Data shown:
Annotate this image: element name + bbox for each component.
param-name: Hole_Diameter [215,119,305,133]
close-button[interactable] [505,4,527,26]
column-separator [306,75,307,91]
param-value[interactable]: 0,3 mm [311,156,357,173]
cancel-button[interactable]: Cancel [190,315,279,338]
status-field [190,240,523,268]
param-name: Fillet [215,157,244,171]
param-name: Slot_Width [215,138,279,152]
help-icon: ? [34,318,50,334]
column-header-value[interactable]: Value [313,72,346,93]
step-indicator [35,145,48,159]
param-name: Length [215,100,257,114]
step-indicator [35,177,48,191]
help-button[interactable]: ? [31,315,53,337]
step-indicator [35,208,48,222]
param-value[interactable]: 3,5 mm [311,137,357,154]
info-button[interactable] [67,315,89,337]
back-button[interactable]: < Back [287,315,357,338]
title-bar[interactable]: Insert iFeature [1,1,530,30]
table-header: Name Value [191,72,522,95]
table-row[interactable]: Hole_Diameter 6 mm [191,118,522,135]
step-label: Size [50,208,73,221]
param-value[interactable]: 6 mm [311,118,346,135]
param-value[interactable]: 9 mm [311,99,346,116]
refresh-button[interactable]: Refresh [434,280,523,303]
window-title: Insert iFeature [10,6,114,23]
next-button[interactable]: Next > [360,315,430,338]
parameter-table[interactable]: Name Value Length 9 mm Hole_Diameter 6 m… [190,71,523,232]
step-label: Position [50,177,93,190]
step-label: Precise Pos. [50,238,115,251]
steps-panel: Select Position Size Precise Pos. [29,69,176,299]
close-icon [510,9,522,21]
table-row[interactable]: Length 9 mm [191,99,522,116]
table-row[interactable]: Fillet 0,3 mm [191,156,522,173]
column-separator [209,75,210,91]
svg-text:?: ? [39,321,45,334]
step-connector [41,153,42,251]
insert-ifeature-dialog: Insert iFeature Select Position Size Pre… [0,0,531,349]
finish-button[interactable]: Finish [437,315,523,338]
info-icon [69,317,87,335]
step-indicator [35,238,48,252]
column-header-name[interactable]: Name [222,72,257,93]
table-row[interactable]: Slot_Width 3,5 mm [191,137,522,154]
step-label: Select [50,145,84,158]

Job: Render the items above as a JSON list of strings, one string per line, leaving out blank lines.

Full output:
[
  "Annotate this image: element name + bbox for each component.",
  "param-name: Hole_Diameter [215,119,305,133]",
  "close-button[interactable] [505,4,527,26]",
  "column-separator [306,75,307,91]",
  "param-value[interactable]: 0,3 mm [311,156,357,173]",
  "cancel-button[interactable]: Cancel [190,315,279,338]",
  "status-field [190,240,523,268]",
  "param-name: Fillet [215,157,244,171]",
  "param-name: Slot_Width [215,138,279,152]",
  "help-icon: ? [34,318,50,334]",
  "column-header-value[interactable]: Value [313,72,346,93]",
  "step-indicator [35,145,48,159]",
  "param-name: Length [215,100,257,114]",
  "step-indicator [35,177,48,191]",
  "help-button[interactable]: ? [31,315,53,337]",
  "step-indicator [35,208,48,222]",
  "param-value[interactable]: 3,5 mm [311,137,357,154]",
  "info-button[interactable] [67,315,89,337]",
  "back-button[interactable]: < Back [287,315,357,338]",
  "title-bar[interactable]: Insert iFeature [1,1,530,30]",
  "table-header: Name Value [191,72,522,95]",
  "table-row[interactable]: Hole_Diameter 6 mm [191,118,522,135]",
  "step-label: Size [50,208,73,221]",
  "param-value[interactable]: 6 mm [311,118,346,135]",
  "param-value[interactable]: 9 mm [311,99,346,116]",
  "refresh-button[interactable]: Refresh [434,280,523,303]",
  "window-title: Insert iFeature [10,6,114,23]",
  "next-button[interactable]: Next > [360,315,430,338]",
  "parameter-table[interactable]: Name Value Length 9 mm Hole_Diameter 6 m… [190,71,523,232]",
  "step-label: Position [50,177,93,190]",
  "step-label: Precise Pos. [50,238,115,251]",
  "steps-panel: Select Position Size Precise Pos. [29,69,176,299]",
  "close-icon [510,9,522,21]",
  "table-row[interactable]: Length 9 mm [191,99,522,116]",
  "table-row[interactable]: Fillet 0,3 mm [191,156,522,173]",
  "column-separator [209,75,210,91]",
  "svg-text:?: ? [39,321,45,334]",
  "step-connector [41,153,42,251]",
  "insert-ifeature-dialog: Insert iFeature Select Position Size Pre… [0,0,531,349]",
  "finish-button[interactable]: Finish [437,315,523,338]",
  "info-icon [69,317,87,335]",
  "step-indicator [35,238,48,252]",
  "column-header-name[interactable]: Name [222,72,257,93]",
  "table-row[interactable]: Slot_Width 3,5 mm [191,137,522,154]",
  "step-label: Select [50,145,84,158]"
]